**PROVIDED DATA:**
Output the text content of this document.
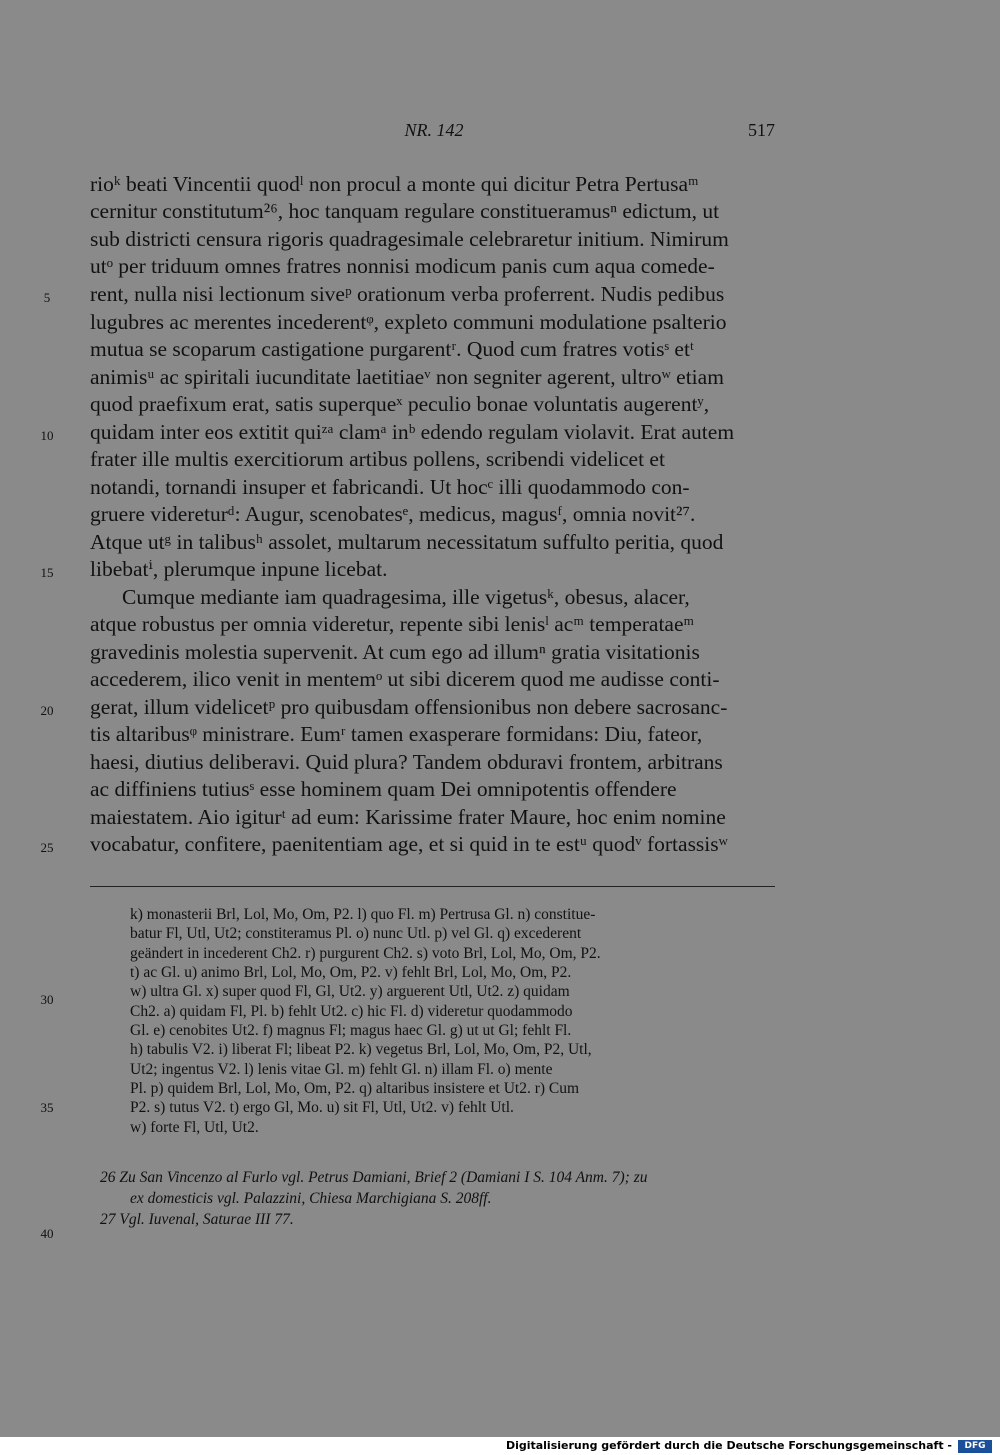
NR. 142	517
rioᵏ beati Vincentii quodˡ non procul a monte qui dicitur Petra Pertusaᵐ
cernitur constitutum²⁶, hoc tanquam regulare constitueramusⁿ edictum, ut
sub districti censura rigoris quadragesimale celebraretur initium. Nimirum
utᵒ per triduum omnes fratres nonnisi modicum panis cum aqua comede-
rent, nulla nisi lectionum siveᵖ orationum verba proferrent. Nudis pedibus
lugubres ac merentes incederentᵠ, expleto communi modulatione psalterio
mutua se scoparum castigatione purgarentʳ. Quod cum fratres votisˢ etᵗ
animisᵘ ac spiritali iucunditate laetitiaeᵛ non segniter agerent, ultroʷ etiam
quod praefixum erat, satis superqueˣ peculio bonae voluntatis augerentʸ,
quidam inter eos extitit quiᶻᵃ clamᵃ inᵇ edendo regulam violavit. Erat autem
frater ille multis exercitiorum artibus pollens, scribendi videlicet et
notandi, tornandi insuper et fabricandi. Ut hocᶜ illi quodammodo con-
gruere videreturᵈ: Augur, scenobatesᵉ, medicus, magusᶠ, omnia novit²⁷.
Atque utᵍ in talibusʰ assolet, multarum necessitatum suffulto peritia, quod
libebatⁱ, plerumque inpune licebat.
Cumque mediante iam quadragesima, ille vigetusᵏ, obesus, alacer,
atque robustus per omnia videretur, repente sibi lenisˡ acᵐ temperataeᵐ
gravedinis molestia supervenit. At cum ego ad illumⁿ gratia visitationis
accederem, ilico venit in mentemᵒ ut sibi dicerem quod me audisse conti-
gerat, illum videlicetᵖ pro quibusdam offensionibus non debere sacrosanc-
tis altaribusᵠ ministrare. Eumʳ tamen exasperare formidans: Diu, fateor,
haesi, diutius deliberavi. Quid plura? Tandem obduravi frontem, arbitrans
ac diffiniens tutiusˢ esse hominem quam Dei omnipotentis offendere
maiestatem. Aio igiturᵗ ad eum: Karissime frater Maure, hoc enim nomine
vocabatur, confitere, paenitentiam age, et si quid in te estᵘ quodᵛ fortassisʷ
5
10
15
20
25
30
35
40
k) monasterii Brl, Lol, Mo, Om, P2. l) quo Fl. m) Pertrusa Gl. n) constitue-
batur Fl, Utl, Ut2; constiteramus Pl. o) nunc Utl. p) vel Gl. q) excederent
geändert in incederent Ch2. r) purgurent Ch2. s) voto Brl, Lol, Mo, Om, P2.
t) ac Gl. u) animo Brl, Lol, Mo, Om, P2. v) fehlt Brl, Lol, Mo, Om, P2.
w) ultra Gl. x) super quod Fl, Gl, Ut2. y) arguerent Utl, Ut2. z) quidam
Ch2. a) quidam Fl, Pl. b) fehlt Ut2. c) hic Fl. d) videretur quodammodo
Gl. e) cenobites Ut2. f) magnus Fl; magus haec Gl. g) ut ut Gl; fehlt Fl.
h) tabulis V2. i) liberat Fl; libeat P2. k) vegetus Brl, Lol, Mo, Om, P2, Utl,
Ut2; ingentus V2. l) lenis vitae Gl. m) fehlt Gl. n) illam Fl. o) mente
Pl. p) quidem Brl, Lol, Mo, Om, P2. q) altaribus insistere et Ut2. r) Cum
P2. s) tutus V2. t) ergo Gl, Mo. u) sit Fl, Utl, Ut2. v) fehlt Utl.
w) forte Fl, Utl, Ut2.
26 Zu San Vincenzo al Furlo vgl. Petrus Damiani, Brief 2 (Damiani I S. 104 Anm. 7); zu
ex domesticis vgl. Palazzini, Chiesa Marchigiana S. 208ff.
27 Vgl. Iuvenal, Saturae III 77.
Digitalisierung gefördert durch die Deutsche Forschungsgemeinschaft -	DFG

**WRITTEN TASK:** Pull every line containing "frater" out of the data above.

**THE RESULT:**
frater ille multis exercitiorum artibus pollens, scribendi videlicet et
maiestatem. Aio igiturᵗ ad eum: Karissime frater Maure, hoc enim nomine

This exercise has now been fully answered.